WORK TO DO —
Look through the listing for the word "this". Copy each line that has it.

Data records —

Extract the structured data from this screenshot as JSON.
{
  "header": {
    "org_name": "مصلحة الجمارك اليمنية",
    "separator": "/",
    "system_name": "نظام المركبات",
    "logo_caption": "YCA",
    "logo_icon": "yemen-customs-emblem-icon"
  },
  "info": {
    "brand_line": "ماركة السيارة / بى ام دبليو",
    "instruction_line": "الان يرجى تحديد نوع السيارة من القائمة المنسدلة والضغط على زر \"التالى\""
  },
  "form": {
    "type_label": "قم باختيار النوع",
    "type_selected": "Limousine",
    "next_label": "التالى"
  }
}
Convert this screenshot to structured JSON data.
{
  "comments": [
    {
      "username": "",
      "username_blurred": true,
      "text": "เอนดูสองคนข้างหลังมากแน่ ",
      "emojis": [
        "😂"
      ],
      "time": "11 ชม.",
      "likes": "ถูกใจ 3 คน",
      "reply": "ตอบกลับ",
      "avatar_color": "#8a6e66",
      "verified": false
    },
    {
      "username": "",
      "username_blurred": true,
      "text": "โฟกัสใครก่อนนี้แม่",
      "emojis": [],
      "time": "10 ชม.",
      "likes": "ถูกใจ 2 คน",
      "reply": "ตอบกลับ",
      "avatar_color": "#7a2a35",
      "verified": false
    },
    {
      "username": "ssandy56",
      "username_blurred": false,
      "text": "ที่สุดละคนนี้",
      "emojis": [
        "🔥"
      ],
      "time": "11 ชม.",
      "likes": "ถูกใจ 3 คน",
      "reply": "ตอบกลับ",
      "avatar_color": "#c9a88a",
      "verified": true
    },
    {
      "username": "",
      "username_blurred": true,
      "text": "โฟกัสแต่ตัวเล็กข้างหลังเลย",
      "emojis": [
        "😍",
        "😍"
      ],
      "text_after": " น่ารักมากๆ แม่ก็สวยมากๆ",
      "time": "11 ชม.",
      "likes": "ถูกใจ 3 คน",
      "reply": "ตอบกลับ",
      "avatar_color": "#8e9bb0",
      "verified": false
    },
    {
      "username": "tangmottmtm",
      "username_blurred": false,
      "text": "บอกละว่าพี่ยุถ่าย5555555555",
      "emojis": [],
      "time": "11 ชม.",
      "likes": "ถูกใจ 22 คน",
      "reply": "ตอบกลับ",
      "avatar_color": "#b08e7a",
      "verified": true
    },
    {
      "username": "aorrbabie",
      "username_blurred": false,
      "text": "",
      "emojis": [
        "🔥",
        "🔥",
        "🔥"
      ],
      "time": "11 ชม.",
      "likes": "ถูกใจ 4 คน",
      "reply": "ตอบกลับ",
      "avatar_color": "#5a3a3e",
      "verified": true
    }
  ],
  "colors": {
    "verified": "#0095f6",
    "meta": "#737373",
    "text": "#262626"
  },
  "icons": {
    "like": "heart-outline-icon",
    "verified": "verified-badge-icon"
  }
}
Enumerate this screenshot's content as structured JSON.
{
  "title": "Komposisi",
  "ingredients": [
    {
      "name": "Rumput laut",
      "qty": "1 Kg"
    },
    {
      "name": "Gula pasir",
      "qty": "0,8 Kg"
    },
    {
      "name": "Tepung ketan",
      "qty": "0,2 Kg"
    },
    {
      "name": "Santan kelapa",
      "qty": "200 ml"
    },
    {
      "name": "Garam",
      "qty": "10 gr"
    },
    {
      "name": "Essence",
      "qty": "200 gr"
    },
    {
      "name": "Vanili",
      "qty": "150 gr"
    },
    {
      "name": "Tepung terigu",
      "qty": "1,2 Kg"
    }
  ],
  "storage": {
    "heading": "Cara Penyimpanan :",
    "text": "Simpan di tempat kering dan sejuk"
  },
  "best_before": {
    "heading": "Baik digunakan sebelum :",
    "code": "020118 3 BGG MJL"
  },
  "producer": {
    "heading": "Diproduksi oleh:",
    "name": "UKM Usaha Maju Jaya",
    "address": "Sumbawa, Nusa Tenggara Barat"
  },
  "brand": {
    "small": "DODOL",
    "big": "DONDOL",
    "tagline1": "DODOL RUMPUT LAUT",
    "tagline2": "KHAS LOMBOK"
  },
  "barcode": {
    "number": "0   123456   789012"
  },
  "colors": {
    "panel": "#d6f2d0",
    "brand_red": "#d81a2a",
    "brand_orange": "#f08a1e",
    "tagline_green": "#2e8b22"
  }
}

SOLUTION BELOW —
Extract the structured data from this screenshot as JSON.
Convert this screenshot to structured JSON data.
Enumerate this screenshot's content as structured JSON.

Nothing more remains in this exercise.